Exercise objective: Track down every line below that holds "title" and copy it.

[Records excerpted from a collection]
------------------------------------------------
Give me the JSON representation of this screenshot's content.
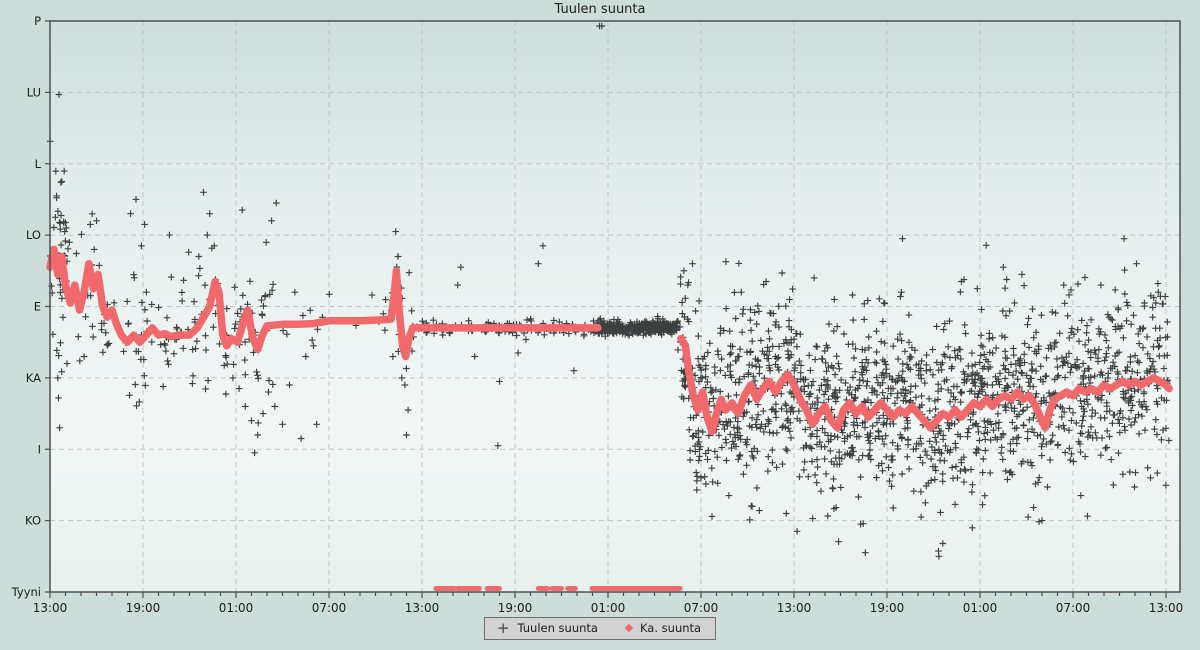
{
  "title": "Tuulen suunta",
  "legend": {
    "position": "bottom-center",
    "series1_label": "Tuulen suunta",
    "series2_label": "Ka. suunta"
  },
  "colors": {
    "avg_series": "#f2696b",
    "instant_series": "#3d4040",
    "grid": "#bfc4c4",
    "axis": "#4c5050",
    "page_bg": "#cdddd9",
    "legend_bg": "#d2d2d2",
    "text": "#1c1c1c"
  },
  "chart_data": {
    "type": "scatter",
    "title": "Tuulen suunta",
    "grid": true,
    "x_axis": {
      "unit": "time",
      "hours_span": 72.2,
      "major_tick_hours": 6,
      "minor_tick_hours": 1,
      "tick_labels": [
        "13:00",
        "19:00",
        "01:00",
        "07:00",
        "13:00",
        "19:00",
        "01:00",
        "07:00",
        "13:00",
        "19:00",
        "01:00",
        "07:00",
        "13:00"
      ]
    },
    "y_axis": {
      "categories_top_to_bottom": [
        "P",
        "LU",
        "L",
        "LO",
        "E",
        "KA",
        "I",
        "KO",
        "Tyyni"
      ],
      "value_map": {
        "Tyyni": 0,
        "KO": 1,
        "I": 2,
        "KA": 3,
        "E": 4,
        "LO": 5,
        "L": 6,
        "LU": 7,
        "P": 8
      },
      "range": [
        0,
        8
      ]
    },
    "series": [
      {
        "name": "Tuulen suunta",
        "marker": "plus",
        "color": "#3d4040",
        "scatter_segments": [
          {
            "t0": 0,
            "t1": 1.2,
            "n": 40,
            "sigma": 0.75
          },
          {
            "t0": 1.2,
            "t1": 10,
            "n": 85,
            "sigma": 0.45
          },
          {
            "t0": 10,
            "t1": 14.5,
            "n": 70,
            "sigma": 0.5
          },
          {
            "t0": 14.5,
            "t1": 22,
            "n": 14,
            "sigma": 0.3
          },
          {
            "t0": 22,
            "t1": 23.4,
            "n": 22,
            "sigma": 0.45
          },
          {
            "t0": 23.4,
            "t1": 35.3,
            "n": 135,
            "sigma": 0.05
          },
          {
            "t0": 35.3,
            "t1": 40.5,
            "n": 380,
            "sigma": 0.045
          },
          {
            "t0": 40.5,
            "t1": 41.6,
            "n": 45,
            "sigma": 0.4
          },
          {
            "t0": 41.6,
            "t1": 72.2,
            "n": 1500,
            "sigma": 0.6,
            "offset": 0.05
          }
        ],
        "outliers": [
          [
            0.58,
            6.97
          ],
          [
            0.7,
            5.74
          ],
          [
            0.35,
            5.25
          ],
          [
            0.62,
            5.18
          ],
          [
            0.95,
            5.05
          ],
          [
            1.25,
            4.9
          ],
          [
            0.45,
            4.75
          ],
          [
            2.6,
            5.15
          ],
          [
            3.0,
            5.2
          ],
          [
            2.85,
            4.8
          ],
          [
            5.2,
            5.3
          ],
          [
            5.55,
            5.5
          ],
          [
            6.1,
            5.15
          ],
          [
            5.9,
            4.85
          ],
          [
            7.7,
            5.0
          ],
          [
            0.5,
            3.0
          ],
          [
            0.55,
            2.72
          ],
          [
            0.62,
            2.3
          ],
          [
            1.1,
            3.2
          ],
          [
            2.2,
            3.3
          ],
          [
            9.9,
            5.6
          ],
          [
            10.3,
            5.3
          ],
          [
            10.15,
            5.0
          ],
          [
            10.6,
            4.85
          ],
          [
            12.4,
            5.35
          ],
          [
            9.6,
            4.7
          ],
          [
            11.8,
            3.0
          ],
          [
            12.2,
            2.85
          ],
          [
            12.6,
            2.6
          ],
          [
            13.0,
            2.4
          ],
          [
            13.4,
            2.2
          ],
          [
            13.75,
            2.5
          ],
          [
            14.1,
            2.8
          ],
          [
            14.5,
            2.6
          ],
          [
            15.0,
            2.35
          ],
          [
            15.45,
            2.9
          ],
          [
            16.2,
            2.15
          ],
          [
            17.2,
            2.35
          ],
          [
            13.2,
            1.95
          ],
          [
            14.3,
            5.2
          ],
          [
            14.6,
            5.45
          ],
          [
            13.95,
            4.9
          ],
          [
            15.8,
            4.2
          ],
          [
            16.5,
            3.3
          ],
          [
            17.0,
            3.45
          ],
          [
            22.3,
            5.05
          ],
          [
            22.45,
            4.7
          ],
          [
            22.9,
            2.9
          ],
          [
            23.1,
            2.55
          ],
          [
            23.0,
            2.2
          ],
          [
            22.7,
            3.0
          ],
          [
            26.3,
            4.3
          ],
          [
            26.5,
            4.55
          ],
          [
            29.0,
            2.95
          ],
          [
            28.9,
            2.05
          ],
          [
            31.5,
            4.6
          ],
          [
            31.8,
            4.85
          ],
          [
            33.8,
            3.1
          ],
          [
            30.2,
            3.35
          ],
          [
            27.4,
            3.3
          ],
          [
            35.45,
            7.93
          ],
          [
            35.6,
            7.97
          ],
          [
            40.9,
            4.5
          ],
          [
            41.15,
            4.3
          ],
          [
            41.45,
            4.6
          ],
          [
            40.8,
            3.9
          ],
          [
            41.3,
            1.85
          ],
          [
            42.0,
            1.6
          ],
          [
            55.0,
            4.95
          ],
          [
            52.3,
            0.95
          ],
          [
            52.6,
            0.55
          ],
          [
            57.35,
            0.5
          ],
          [
            57.6,
            0.68
          ],
          [
            64.0,
            1.0
          ],
          [
            66.5,
            1.35
          ],
          [
            47.5,
            1.1
          ],
          [
            45.3,
            1.2
          ],
          [
            49.3,
            4.4
          ],
          [
            58.8,
            4.35
          ],
          [
            61.5,
            4.55
          ],
          [
            69.3,
            4.95
          ],
          [
            70.1,
            4.6
          ],
          [
            67.8,
            4.3
          ],
          [
            44.6,
            4.2
          ],
          [
            46.2,
            4.35
          ],
          [
            50.6,
            4.1
          ],
          [
            62.7,
            4.45
          ],
          [
            65.4,
            4.3
          ],
          [
            71.5,
            4.2
          ],
          [
            53.8,
            4.05
          ],
          [
            48.2,
            0.85
          ],
          [
            59.5,
            0.9
          ],
          [
            63.1,
            1.05
          ],
          [
            68.6,
            1.5
          ],
          [
            71.0,
            1.6
          ],
          [
            43.8,
            1.35
          ],
          [
            56.2,
            1.05
          ]
        ]
      },
      {
        "name": "Ka. suunta",
        "marker": "dot",
        "color": "#f2696b",
        "line_segments": [
          [
            [
              0,
              4.55
            ],
            [
              0.25,
              4.8
            ],
            [
              0.5,
              4.45
            ],
            [
              0.75,
              4.7
            ],
            [
              1,
              4.3
            ],
            [
              1.3,
              4.05
            ],
            [
              1.6,
              4.3
            ],
            [
              1.9,
              3.95
            ],
            [
              2.2,
              4.2
            ],
            [
              2.5,
              4.6
            ],
            [
              2.8,
              4.25
            ],
            [
              3.1,
              4.45
            ],
            [
              3.4,
              4
            ],
            [
              3.7,
              3.85
            ],
            [
              4,
              3.95
            ],
            [
              4.3,
              3.75
            ],
            [
              4.6,
              3.6
            ],
            [
              5,
              3.5
            ],
            [
              5.4,
              3.6
            ],
            [
              5.8,
              3.5
            ],
            [
              6.2,
              3.6
            ],
            [
              6.6,
              3.7
            ],
            [
              7,
              3.6
            ],
            [
              7.4,
              3.62
            ],
            [
              7.8,
              3.58
            ],
            [
              8.4,
              3.6
            ],
            [
              9,
              3.6
            ],
            [
              9.5,
              3.7
            ],
            [
              9.9,
              3.85
            ],
            [
              10.3,
              4
            ],
            [
              10.65,
              4.35
            ],
            [
              10.9,
              4.2
            ],
            [
              11.15,
              3.6
            ],
            [
              11.4,
              3.45
            ],
            [
              11.7,
              3.55
            ],
            [
              12.1,
              3.5
            ],
            [
              12.5,
              3.8
            ],
            [
              12.75,
              3.95
            ],
            [
              13.1,
              3.55
            ],
            [
              13.4,
              3.4
            ],
            [
              13.7,
              3.6
            ],
            [
              14,
              3.73
            ],
            [
              15,
              3.75
            ],
            [
              16,
              3.75
            ],
            [
              17,
              3.76
            ],
            [
              18,
              3.8
            ],
            [
              19,
              3.8
            ],
            [
              20,
              3.8
            ],
            [
              21,
              3.81
            ],
            [
              22,
              3.82
            ],
            [
              22.2,
              4.15
            ],
            [
              22.35,
              4.5
            ],
            [
              22.55,
              3.9
            ],
            [
              22.75,
              3.45
            ],
            [
              22.95,
              3.3
            ],
            [
              23.15,
              3.55
            ],
            [
              23.4,
              3.7
            ],
            [
              25,
              3.7
            ],
            [
              27,
              3.7
            ],
            [
              29,
              3.7
            ],
            [
              31,
              3.7
            ],
            [
              33,
              3.7
            ],
            [
              35.35,
              3.7
            ]
          ],
          [
            [
              40.7,
              3.55
            ],
            [
              41,
              3.45
            ],
            [
              41.2,
              3.1
            ],
            [
              41.5,
              2.75
            ],
            [
              41.8,
              2.55
            ],
            [
              42.1,
              2.8
            ],
            [
              42.4,
              2.45
            ],
            [
              42.7,
              2.25
            ],
            [
              43,
              2.5
            ],
            [
              43.3,
              2.7
            ],
            [
              43.6,
              2.55
            ],
            [
              44,
              2.65
            ],
            [
              44.4,
              2.5
            ],
            [
              44.8,
              2.75
            ],
            [
              45.2,
              2.9
            ],
            [
              45.6,
              2.7
            ],
            [
              46,
              2.85
            ],
            [
              46.4,
              2.95
            ],
            [
              46.8,
              2.8
            ],
            [
              47.2,
              2.95
            ],
            [
              47.6,
              3.05
            ],
            [
              48,
              2.9
            ],
            [
              48.4,
              2.7
            ],
            [
              48.8,
              2.55
            ],
            [
              49.2,
              2.35
            ],
            [
              49.6,
              2.5
            ],
            [
              50,
              2.6
            ],
            [
              50.4,
              2.4
            ],
            [
              50.8,
              2.3
            ],
            [
              51.2,
              2.55
            ],
            [
              51.6,
              2.65
            ],
            [
              52,
              2.5
            ],
            [
              52.4,
              2.6
            ],
            [
              52.8,
              2.45
            ],
            [
              53.2,
              2.55
            ],
            [
              53.6,
              2.65
            ],
            [
              54,
              2.55
            ],
            [
              54.4,
              2.45
            ],
            [
              54.8,
              2.55
            ],
            [
              55.2,
              2.5
            ],
            [
              55.6,
              2.6
            ],
            [
              56,
              2.5
            ],
            [
              56.4,
              2.4
            ],
            [
              56.8,
              2.3
            ],
            [
              57.2,
              2.4
            ],
            [
              57.6,
              2.5
            ],
            [
              58,
              2.45
            ],
            [
              58.4,
              2.55
            ],
            [
              58.8,
              2.45
            ],
            [
              59.2,
              2.55
            ],
            [
              59.6,
              2.65
            ],
            [
              60,
              2.6
            ],
            [
              60.4,
              2.7
            ],
            [
              60.8,
              2.6
            ],
            [
              61.2,
              2.7
            ],
            [
              61.6,
              2.75
            ],
            [
              62,
              2.7
            ],
            [
              62.4,
              2.8
            ],
            [
              62.8,
              2.7
            ],
            [
              63.2,
              2.75
            ],
            [
              63.6,
              2.6
            ],
            [
              63.9,
              2.45
            ],
            [
              64.2,
              2.3
            ],
            [
              64.5,
              2.55
            ],
            [
              64.8,
              2.7
            ],
            [
              65.2,
              2.75
            ],
            [
              65.6,
              2.8
            ],
            [
              66,
              2.75
            ],
            [
              66.4,
              2.85
            ],
            [
              66.8,
              2.8
            ],
            [
              67.2,
              2.85
            ],
            [
              67.6,
              2.8
            ],
            [
              68,
              2.9
            ],
            [
              68.4,
              2.85
            ],
            [
              68.8,
              2.9
            ],
            [
              69.2,
              2.95
            ],
            [
              69.6,
              2.9
            ],
            [
              70,
              2.95
            ],
            [
              70.4,
              2.9
            ],
            [
              70.8,
              2.95
            ],
            [
              71.2,
              3
            ],
            [
              71.6,
              2.95
            ],
            [
              72,
              2.9
            ],
            [
              72.2,
              2.85
            ]
          ]
        ],
        "calm_segments_tyyni": [
          [
            24.9,
            26.1
          ],
          [
            26.3,
            27.7
          ],
          [
            28.2,
            29.0
          ],
          [
            31.5,
            32.1
          ],
          [
            32.4,
            33.0
          ],
          [
            33.4,
            33.9
          ],
          [
            34.97,
            40.65
          ]
        ]
      }
    ]
  }
}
------------------------------------------------
Solution to this task:
  "title": "Tuulen suunta",
    "title": "Tuulen suunta",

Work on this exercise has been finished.